Give every line back verbatim, dropping all images.
---
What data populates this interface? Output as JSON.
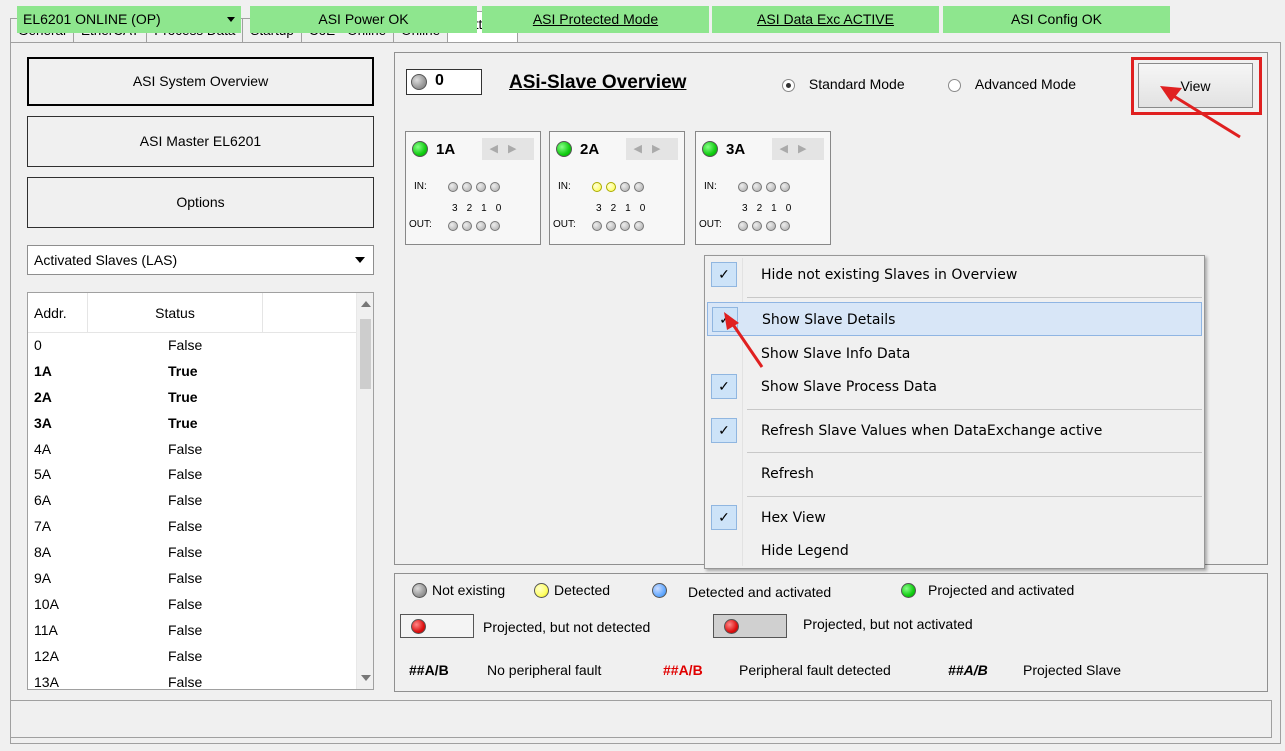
{
  "tabs": [
    "General",
    "EtherCAT",
    "Process Data",
    "Startup",
    "CoE - Online",
    "Online",
    "Settings"
  ],
  "active_tab": "Settings",
  "nav": {
    "system_overview": "ASI System Overview",
    "master": "ASI Master EL6201",
    "options": "Options"
  },
  "slave_filter": {
    "selected": "Activated Slaves (LAS)"
  },
  "slave_table": {
    "headers": [
      "Addr.",
      "Status"
    ],
    "rows": [
      {
        "addr": "0",
        "status": "False",
        "bold": false
      },
      {
        "addr": "1A",
        "status": "True",
        "bold": true
      },
      {
        "addr": "2A",
        "status": "True",
        "bold": true
      },
      {
        "addr": "3A",
        "status": "True",
        "bold": true
      },
      {
        "addr": "4A",
        "status": "False",
        "bold": false
      },
      {
        "addr": "5A",
        "status": "False",
        "bold": false
      },
      {
        "addr": "6A",
        "status": "False",
        "bold": false
      },
      {
        "addr": "7A",
        "status": "False",
        "bold": false
      },
      {
        "addr": "8A",
        "status": "False",
        "bold": false
      },
      {
        "addr": "9A",
        "status": "False",
        "bold": false
      },
      {
        "addr": "10A",
        "status": "False",
        "bold": false
      },
      {
        "addr": "11A",
        "status": "False",
        "bold": false
      },
      {
        "addr": "12A",
        "status": "False",
        "bold": false
      },
      {
        "addr": "13A",
        "status": "False",
        "bold": false
      }
    ]
  },
  "overview": {
    "counter": "0",
    "title": "ASi-Slave Overview",
    "mode_standard": "Standard Mode",
    "mode_advanced": "Advanced Mode",
    "selected_mode": "Standard Mode",
    "view_button": "View",
    "in_label": "IN:",
    "out_label": "OUT:",
    "bit_numbers": [
      "3",
      "2",
      "1",
      "0"
    ],
    "slaves": [
      {
        "name": "1A",
        "status_color": "green",
        "in_bits": [
          "off",
          "off",
          "off",
          "off"
        ]
      },
      {
        "name": "2A",
        "status_color": "green",
        "in_bits": [
          "yellow",
          "yellow",
          "off",
          "off"
        ]
      },
      {
        "name": "3A",
        "status_color": "green",
        "in_bits": [
          "off",
          "off",
          "off",
          "off"
        ]
      }
    ]
  },
  "view_menu": {
    "items": [
      {
        "label": "Hide not existing Slaves in Overview",
        "checked": true
      },
      {
        "label": "Show Slave Details",
        "checked": true,
        "highlighted": true
      },
      {
        "label": "Show Slave Info Data",
        "checked": false
      },
      {
        "label": "Show Slave Process Data",
        "checked": true
      },
      {
        "label": "Refresh Slave Values when DataExchange active",
        "checked": true
      },
      {
        "label": "Refresh",
        "checked": false
      },
      {
        "label": "Hex View",
        "checked": true
      },
      {
        "label": "Hide Legend",
        "checked": false
      }
    ]
  },
  "legend": {
    "not_existing": "Not existing",
    "detected": "Detected",
    "detected_activated": "Detected and activated",
    "projected_activated": "Projected and activated",
    "projected_not_detected": "Projected, but not detected",
    "projected_not_activated": "Projected, but not activated",
    "tag": "##A/B",
    "no_fault": "No peripheral fault",
    "fault": "Peripheral fault detected",
    "projected_slave": "Projected Slave",
    "colors": {
      "fault_tag": "#e00000"
    }
  },
  "status_bar": {
    "state": "EL6201 ONLINE (OP)",
    "power": "ASI Power OK",
    "protected": "ASI Protected Mode",
    "data_exchange": "ASI Data Exc ACTIVE",
    "config": "ASI Config OK",
    "colors": {
      "ok": "#8ee68e"
    }
  },
  "annotation_colors": {
    "highlight": "#e02020"
  }
}
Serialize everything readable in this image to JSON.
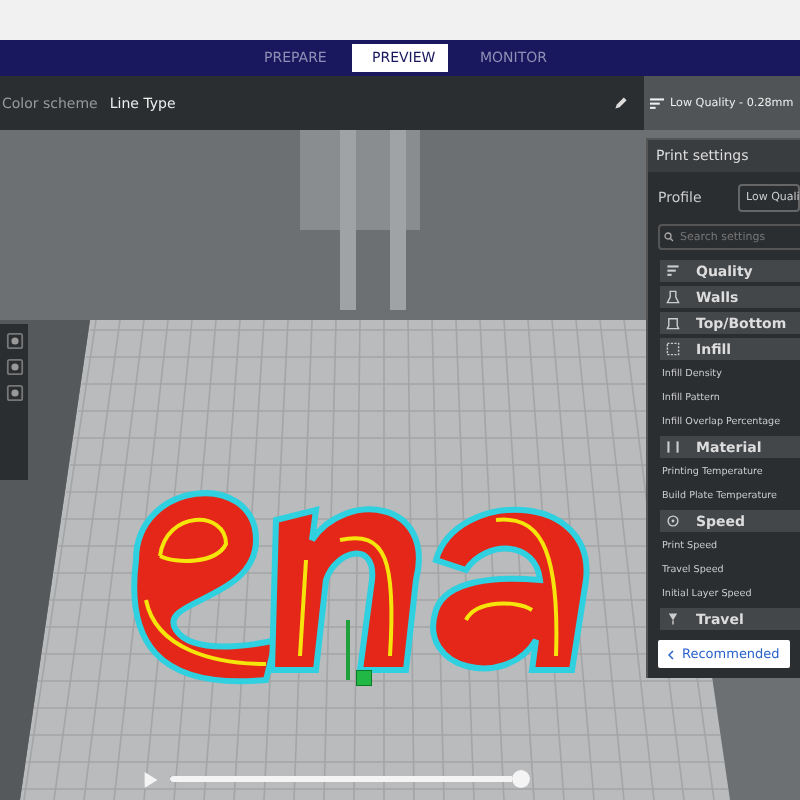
{
  "tabs": [
    {
      "label": "PREPARE",
      "selected": false
    },
    {
      "label": "PREVIEW",
      "selected": true
    },
    {
      "label": "MONITOR",
      "selected": false
    }
  ],
  "toolbar": {
    "color_scheme_label": "Color scheme",
    "color_scheme_value": "Line Type",
    "profile_summary": "Low Quality - 0.28mm"
  },
  "print_settings": {
    "title": "Print settings",
    "profile_label": "Profile",
    "profile_value": "Low Quali",
    "search": {
      "placeholder": "Search settings"
    },
    "items": [
      {
        "kind": "category",
        "label": "Quality"
      },
      {
        "kind": "category",
        "label": "Walls"
      },
      {
        "kind": "category",
        "label": "Top/Bottom"
      },
      {
        "kind": "category",
        "label": "Infill"
      },
      {
        "kind": "setting",
        "label": "Infill Density"
      },
      {
        "kind": "setting",
        "label": "Infill Pattern"
      },
      {
        "kind": "setting",
        "label": "Infill Overlap Percentage"
      },
      {
        "kind": "category",
        "label": "Material"
      },
      {
        "kind": "setting",
        "label": "Printing Temperature"
      },
      {
        "kind": "setting",
        "label": "Build Plate Temperature"
      },
      {
        "kind": "category",
        "label": "Speed"
      },
      {
        "kind": "setting",
        "label": "Print Speed"
      },
      {
        "kind": "setting",
        "label": "Travel Speed"
      },
      {
        "kind": "setting",
        "label": "Initial Layer Speed"
      },
      {
        "kind": "category",
        "label": "Travel"
      }
    ],
    "recommended_button": "Recommended"
  },
  "timeline": {
    "level": 1.0
  }
}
---
PROBLEM SOLUTION
What data populates this interface? Output as JSON.
{
  "tabs": [
    "General",
    "EtherCAT",
    "Process Data",
    "Startup",
    "CoE - Online",
    "Online",
    "Settings"
  ],
  "active_tab": "Settings",
  "nav": {
    "system_overview": "ASI System Overview",
    "master": "ASI Master EL6201",
    "options": "Options"
  },
  "slave_filter": {
    "selected": "Activated Slaves (LAS)"
  },
  "slave_table": {
    "headers": [
      "Addr.",
      "Status"
    ],
    "rows": [
      {
        "addr": "0",
        "status": "False",
        "bold": false
      },
      {
        "addr": "1A",
        "status": "True",
        "bold": true
      },
      {
        "addr": "2A",
        "status": "True",
        "bold": true
      },
      {
        "addr": "3A",
        "status": "True",
        "bold": true
      },
      {
        "addr": "4A",
        "status": "False",
        "bold": false
      },
      {
        "addr": "5A",
        "status": "False",
        "bold": false
      },
      {
        "addr": "6A",
        "status": "False",
        "bold": false
      },
      {
        "addr": "7A",
        "status": "False",
        "bold": false
      },
      {
        "addr": "8A",
        "status": "False",
        "bold": false
      },
      {
        "addr": "9A",
        "status": "False",
        "bold": false
      },
      {
        "addr": "10A",
        "status": "False",
        "bold": false
      },
      {
        "addr": "11A",
        "status": "False",
        "bold": false
      },
      {
        "addr": "12A",
        "status": "False",
        "bold": false
      },
      {
        "addr": "13A",
        "status": "False",
        "bold": false
      }
    ]
  },
  "overview": {
    "counter": "0",
    "title": "ASi-Slave Overview",
    "mode_standard": "Standard Mode",
    "mode_advanced": "Advanced Mode",
    "selected_mode": "Standard Mode",
    "view_button": "View",
    "in_label": "IN:",
    "out_label": "OUT:",
    "bit_numbers": [
      "3",
      "2",
      "1",
      "0"
    ],
    "slaves": [
      {
        "name": "1A",
        "status_color": "green",
        "in_bits": [
          "off",
          "off",
          "off",
          "off"
        ]
      },
      {
        "name": "2A",
        "status_color": "green",
        "in_bits": [
          "yellow",
          "yellow",
          "off",
          "off"
        ]
      },
      {
        "name": "3A",
        "status_color": "green",
        "in_bits": [
          "off",
          "off",
          "off",
          "off"
        ]
      }
    ]
  },
  "view_menu": {
    "items": [
      {
        "label": "Hide not existing Slaves in Overview",
        "checked": true
      },
      {
        "label": "Show Slave Details",
        "checked": true,
        "highlighted": true
      },
      {
        "label": "Show Slave Info Data",
        "checked": false
      },
      {
        "label": "Show Slave Process Data",
        "checked": true
      },
      {
        "label": "Refresh Slave Values when DataExchange active",
        "checked": true
      },
      {
        "label": "Refresh",
        "checked": false
      },
      {
        "label": "Hex View",
        "checked": true
      },
      {
        "label": "Hide Legend",
        "checked": false
      }
    ]
  },
  "legend": {
    "not_existing": "Not existing",
    "detected": "Detected",
    "detected_activated": "Detected and activated",
    "projected_activated": "Projected and activated",
    "projected_not_detected": "Projected, but not detected",
    "projected_not_activated": "Projected, but not activated",
    "tag": "##A/B",
    "no_fault": "No peripheral fault",
    "fault": "Peripheral fault detected",
    "projected_slave": "Projected Slave",
    "colors": {
      "fault_tag": "#e00000"
    }
  },
  "status_bar": {
    "state": "EL6201 ONLINE (OP)",
    "power": "ASI Power OK",
    "protected": "ASI Protected Mode",
    "data_exchange": "ASI Data Exc ACTIVE",
    "config": "ASI Config OK",
    "colors": {
      "ok": "#8ee68e"
    }
  },
  "annotation_colors": {
    "highlight": "#e02020"
  }
}
Serialize everything readable in this image to JSON.
{
  "tabs": [
    {
      "label": "PREPARE",
      "selected": false
    },
    {
      "label": "PREVIEW",
      "selected": true
    },
    {
      "label": "MONITOR",
      "selected": false
    }
  ],
  "toolbar": {
    "color_scheme_label": "Color scheme",
    "color_scheme_value": "Line Type",
    "profile_summary": "Low Quality - 0.28mm"
  },
  "print_settings": {
    "title": "Print settings",
    "profile_label": "Profile",
    "profile_value": "Low Quali",
    "search": {
      "placeholder": "Search settings"
    },
    "items": [
      {
        "kind": "category",
        "label": "Quality"
      },
      {
        "kind": "category",
        "label": "Walls"
      },
      {
        "kind": "category",
        "label": "Top/Bottom"
      },
      {
        "kind": "category",
        "label": "Infill"
      },
      {
        "kind": "setting",
        "label": "Infill Density"
      },
      {
        "kind": "setting",
        "label": "Infill Pattern"
      },
      {
        "kind": "setting",
        "label": "Infill Overlap Percentage"
      },
      {
        "kind": "category",
        "label": "Material"
      },
      {
        "kind": "setting",
        "label": "Printing Temperature"
      },
      {
        "kind": "setting",
        "label": "Build Plate Temperature"
      },
      {
        "kind": "category",
        "label": "Speed"
      },
      {
        "kind": "setting",
        "label": "Print Speed"
      },
      {
        "kind": "setting",
        "label": "Travel Speed"
      },
      {
        "kind": "setting",
        "label": "Initial Layer Speed"
      },
      {
        "kind": "category",
        "label": "Travel"
      }
    ],
    "recommended_button": "Recommended"
  },
  "timeline": {
    "level": 1.0
  }
}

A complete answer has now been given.